- **PROMPT**: Print every entry exactly as written.

- **GIVEN ENTRIES**:

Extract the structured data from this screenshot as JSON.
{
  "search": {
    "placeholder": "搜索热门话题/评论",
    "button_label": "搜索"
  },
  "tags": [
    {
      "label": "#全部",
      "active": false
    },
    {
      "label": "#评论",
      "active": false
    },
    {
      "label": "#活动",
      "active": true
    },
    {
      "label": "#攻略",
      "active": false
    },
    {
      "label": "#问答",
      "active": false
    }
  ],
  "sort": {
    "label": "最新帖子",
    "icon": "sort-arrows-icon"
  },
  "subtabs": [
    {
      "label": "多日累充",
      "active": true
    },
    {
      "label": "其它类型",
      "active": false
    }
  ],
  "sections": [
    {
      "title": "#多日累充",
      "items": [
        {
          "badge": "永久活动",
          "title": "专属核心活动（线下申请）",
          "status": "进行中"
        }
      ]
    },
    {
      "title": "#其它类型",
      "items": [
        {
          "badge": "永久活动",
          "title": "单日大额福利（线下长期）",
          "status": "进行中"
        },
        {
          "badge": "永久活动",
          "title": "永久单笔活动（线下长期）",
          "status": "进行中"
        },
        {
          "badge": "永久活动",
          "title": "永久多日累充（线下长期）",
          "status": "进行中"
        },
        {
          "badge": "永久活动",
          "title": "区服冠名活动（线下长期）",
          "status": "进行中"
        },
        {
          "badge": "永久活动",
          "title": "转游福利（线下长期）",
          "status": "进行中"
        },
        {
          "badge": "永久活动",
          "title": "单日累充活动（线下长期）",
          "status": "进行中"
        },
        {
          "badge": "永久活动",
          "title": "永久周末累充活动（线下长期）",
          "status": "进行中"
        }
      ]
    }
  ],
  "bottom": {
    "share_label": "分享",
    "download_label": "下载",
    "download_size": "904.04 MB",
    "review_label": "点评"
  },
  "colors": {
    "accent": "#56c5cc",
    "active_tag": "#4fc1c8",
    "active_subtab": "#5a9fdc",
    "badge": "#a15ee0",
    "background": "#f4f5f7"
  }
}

- **COMPLETED EXERCISE**:
Extract the structured data from this screenshot as JSON.
{
  "search": {
    "placeholder": "搜索热门话题/评论",
    "button_label": "搜索"
  },
  "tags": [
    {
      "label": "#全部",
      "active": false
    },
    {
      "label": "#评论",
      "active": false
    },
    {
      "label": "#活动",
      "active": true
    },
    {
      "label": "#攻略",
      "active": false
    },
    {
      "label": "#问答",
      "active": false
    }
  ],
  "sort": {
    "label": "最新帖子",
    "icon": "sort-arrows-icon"
  },
  "subtabs": [
    {
      "label": "多日累充",
      "active": true
    },
    {
      "label": "其它类型",
      "active": false
    }
  ],
  "sections": [
    {
      "title": "#多日累充",
      "items": [
        {
          "badge": "永久活动",
          "title": "专属核心活动（线下申请）",
          "status": "进行中"
        }
      ]
    },
    {
      "title": "#其它类型",
      "items": [
        {
          "badge": "永久活动",
          "title": "单日大额福利（线下长期）",
          "status": "进行中"
        },
        {
          "badge": "永久活动",
          "title": "永久单笔活动（线下长期）",
          "status": "进行中"
        },
        {
          "badge": "永久活动",
          "title": "永久多日累充（线下长期）",
          "status": "进行中"
        },
        {
          "badge": "永久活动",
          "title": "区服冠名活动（线下长期）",
          "status": "进行中"
        },
        {
          "badge": "永久活动",
          "title": "转游福利（线下长期）",
          "status": "进行中"
        },
        {
          "badge": "永久活动",
          "title": "单日累充活动（线下长期）",
          "status": "进行中"
        },
        {
          "badge": "永久活动",
          "title": "永久周末累充活动（线下长期）",
          "status": "进行中"
        }
      ]
    }
  ],
  "bottom": {
    "share_label": "分享",
    "download_label": "下载",
    "download_size": "904.04 MB",
    "review_label": "点评"
  },
  "colors": {
    "accent": "#56c5cc",
    "active_tag": "#4fc1c8",
    "active_subtab": "#5a9fdc",
    "badge": "#a15ee0",
    "background": "#f4f5f7"
  }
}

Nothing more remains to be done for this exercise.